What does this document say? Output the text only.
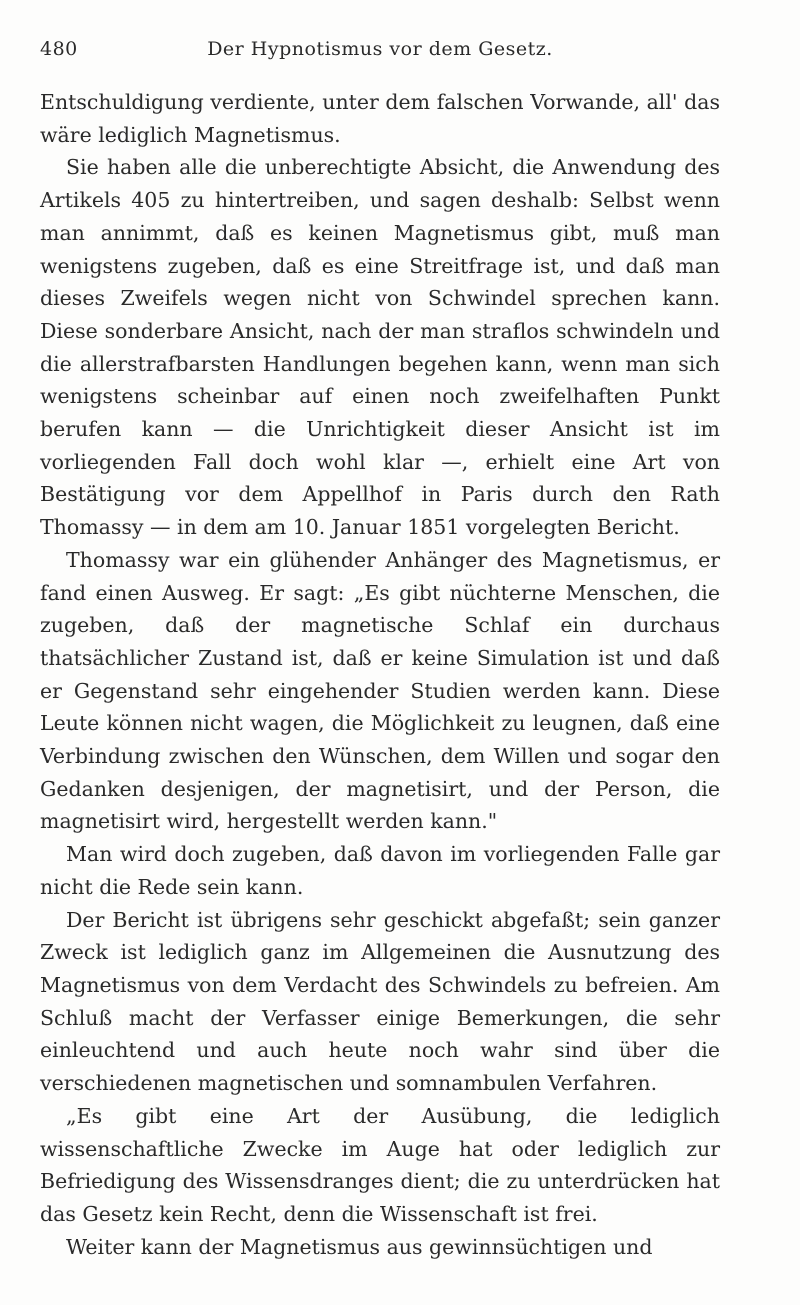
480	Der Hypnotismus vor dem Gesetz.

Entschuldigung verdiente, unter dem falschen Vorwande, all' das wäre lediglich Magnetismus.

Sie haben alle die unberechtigte Absicht, die Anwendung des Artikels 405 zu hintertreiben, und sagen deshalb: Selbst wenn man annimmt, daß es keinen Magnetismus gibt, muß man wenigstens zugeben, daß es eine Streitfrage ist, und daß man dieses Zweifels wegen nicht von Schwindel sprechen kann. Diese sonderbare Ansicht, nach der man straflos schwindeln und die allerstrafbarsten Handlungen begehen kann, wenn man sich wenigstens scheinbar auf einen noch zweifelhaften Punkt berufen kann — die Unrichtigkeit dieser Ansicht ist im vorliegenden Fall doch wohl klar —, erhielt eine Art von Bestätigung vor dem Appellhof in Paris durch den Rath Thomassy — in dem am 10. Januar 1851 vorgelegten Bericht.

Thomassy war ein glühender Anhänger des Magnetismus, er fand einen Ausweg. Er sagt: „Es gibt nüchterne Menschen, die zugeben, daß der magnetische Schlaf ein durchaus thatsächlicher Zustand ist, daß er keine Simulation ist und daß er Gegenstand sehr eingehender Studien werden kann. Diese Leute können nicht wagen, die Möglichkeit zu leugnen, daß eine Verbindung zwischen den Wünschen, dem Willen und sogar den Gedanken desjenigen, der magnetisirt, und der Person, die magnetisirt wird, hergestellt werden kann."

Man wird doch zugeben, daß davon im vorliegenden Falle gar nicht die Rede sein kann.

Der Bericht ist übrigens sehr geschickt abgefaßt; sein ganzer Zweck ist lediglich ganz im Allgemeinen die Ausnutzung des Magnetismus von dem Verdacht des Schwindels zu befreien. Am Schluß macht der Verfasser einige Bemerkungen, die sehr einleuchtend und auch heute noch wahr sind über die verschiedenen magnetischen und somnambulen Verfahren.

„Es gibt eine Art der Ausübung, die lediglich wissenschaftliche Zwecke im Auge hat oder lediglich zur Befriedigung des Wissensdranges dient; die zu unterdrücken hat das Gesetz kein Recht, denn die Wissenschaft ist frei.

Weiter kann der Magnetismus aus gewinnsüchtigen und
-=-=-=-=-
**Work instructions:**
Make a word-for-word copy of the entries, without any pictures.

**Reply:**
What does this document say? Output the text only.
480	Der Hypnotismus vor dem Gesetz.

Entschuldigung verdiente, unter dem falschen Vorwande, all' das wäre lediglich Magnetismus.

Sie haben alle die unberechtigte Absicht, die Anwendung des Artikels 405 zu hintertreiben, und sagen deshalb: Selbst wenn man annimmt, daß es keinen Magnetismus gibt, muß man wenigstens zugeben, daß es eine Streitfrage ist, und daß man dieses Zweifels wegen nicht von Schwindel sprechen kann. Diese sonderbare Ansicht, nach der man straflos schwindeln und die allerstrafbarsten Handlungen begehen kann, wenn man sich wenigstens scheinbar auf einen noch zweifelhaften Punkt berufen kann — die Unrichtigkeit dieser Ansicht ist im vorliegenden Fall doch wohl klar —, erhielt eine Art von Bestätigung vor dem Appellhof in Paris durch den Rath Thomassy — in dem am 10. Januar 1851 vorgelegten Bericht.

Thomassy war ein glühender Anhänger des Magnetismus, er fand einen Ausweg. Er sagt: „Es gibt nüchterne Menschen, die zugeben, daß der magnetische Schlaf ein durchaus thatsächlicher Zustand ist, daß er keine Simulation ist und daß er Gegenstand sehr eingehender Studien werden kann. Diese Leute können nicht wagen, die Möglichkeit zu leugnen, daß eine Verbindung zwischen den Wünschen, dem Willen und sogar den Gedanken desjenigen, der magnetisirt, und der Person, die magnetisirt wird, hergestellt werden kann."

Man wird doch zugeben, daß davon im vorliegenden Falle gar nicht die Rede sein kann.

Der Bericht ist übrigens sehr geschickt abgefaßt; sein ganzer Zweck ist lediglich ganz im Allgemeinen die Ausnutzung des Magnetismus von dem Verdacht des Schwindels zu befreien. Am Schluß macht der Verfasser einige Bemerkungen, die sehr einleuchtend und auch heute noch wahr sind über die verschiedenen magnetischen und somnambulen Verfahren.

„Es gibt eine Art der Ausübung, die lediglich wissenschaftliche Zwecke im Auge hat oder lediglich zur Befriedigung des Wissensdranges dient; die zu unterdrücken hat das Gesetz kein Recht, denn die Wissenschaft ist frei.

Weiter kann der Magnetismus aus gewinnsüchtigen und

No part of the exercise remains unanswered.